• [Request]: Transcribe the material in full. Nothing should differ except that the pictures are left out.

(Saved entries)
* START *

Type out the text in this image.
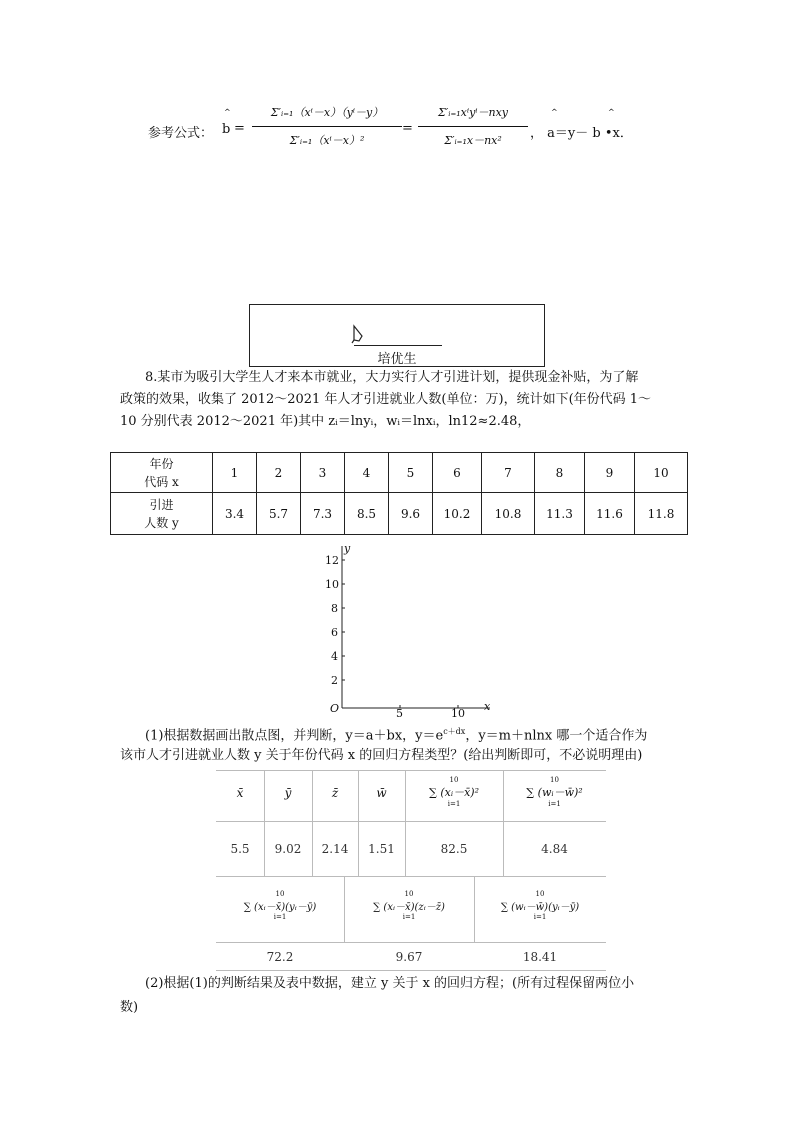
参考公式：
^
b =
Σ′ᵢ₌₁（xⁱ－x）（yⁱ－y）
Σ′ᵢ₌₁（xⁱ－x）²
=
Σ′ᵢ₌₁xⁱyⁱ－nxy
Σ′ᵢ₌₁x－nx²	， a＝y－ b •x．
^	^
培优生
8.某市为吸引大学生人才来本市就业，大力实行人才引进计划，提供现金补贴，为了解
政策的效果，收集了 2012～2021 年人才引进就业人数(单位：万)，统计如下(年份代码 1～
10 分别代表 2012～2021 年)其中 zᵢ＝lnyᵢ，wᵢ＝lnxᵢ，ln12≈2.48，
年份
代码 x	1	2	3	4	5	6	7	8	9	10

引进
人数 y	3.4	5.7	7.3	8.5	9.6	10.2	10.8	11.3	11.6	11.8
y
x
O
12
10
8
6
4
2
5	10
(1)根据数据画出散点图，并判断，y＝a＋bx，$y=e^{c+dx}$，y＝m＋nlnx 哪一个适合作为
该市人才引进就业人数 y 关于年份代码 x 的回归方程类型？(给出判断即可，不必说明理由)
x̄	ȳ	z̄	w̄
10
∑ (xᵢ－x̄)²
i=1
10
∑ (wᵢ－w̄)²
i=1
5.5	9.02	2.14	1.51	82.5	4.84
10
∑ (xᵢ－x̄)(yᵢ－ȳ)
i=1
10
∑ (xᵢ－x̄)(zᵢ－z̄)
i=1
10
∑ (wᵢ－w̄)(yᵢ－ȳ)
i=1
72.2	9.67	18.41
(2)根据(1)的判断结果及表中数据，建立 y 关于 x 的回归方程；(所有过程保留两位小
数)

* END *

• [Answer to this problem]:
Type out the text in this image.
参考公式：
^
b =
Σ′ᵢ₌₁（xⁱ－x）（yⁱ－y）
Σ′ᵢ₌₁（xⁱ－x）²
=
Σ′ᵢ₌₁xⁱyⁱ－nxy
Σ′ᵢ₌₁x－nx²	， a＝y－ b •x．
^	^
培优生
8.某市为吸引大学生人才来本市就业，大力实行人才引进计划，提供现金补贴，为了解
政策的效果，收集了 2012～2021 年人才引进就业人数(单位：万)，统计如下(年份代码 1～
10 分别代表 2012～2021 年)其中 zᵢ＝lnyᵢ，wᵢ＝lnxᵢ，ln12≈2.48，
年份
代码 x	1	2	3	4	5	6	7	8	9	10

引进
人数 y	3.4	5.7	7.3	8.5	9.6	10.2	10.8	11.3	11.6	11.8
y
x
O
12
10
8
6
4
2
5	10
(1)根据数据画出散点图，并判断，y＝a＋bx，$y=e^{c+dx}$，y＝m＋nlnx 哪一个适合作为
该市人才引进就业人数 y 关于年份代码 x 的回归方程类型？(给出判断即可，不必说明理由)
x̄	ȳ	z̄	w̄
10
∑ (xᵢ－x̄)²
i=1
10
∑ (wᵢ－w̄)²
i=1
5.5	9.02	2.14	1.51	82.5	4.84
10
∑ (xᵢ－x̄)(yᵢ－ȳ)
i=1
10
∑ (xᵢ－x̄)(zᵢ－z̄)
i=1
10
∑ (wᵢ－w̄)(yᵢ－ȳ)
i=1
72.2	9.67	18.41
(2)根据(1)的判断结果及表中数据，建立 y 关于 x 的回归方程；(所有过程保留两位小
数)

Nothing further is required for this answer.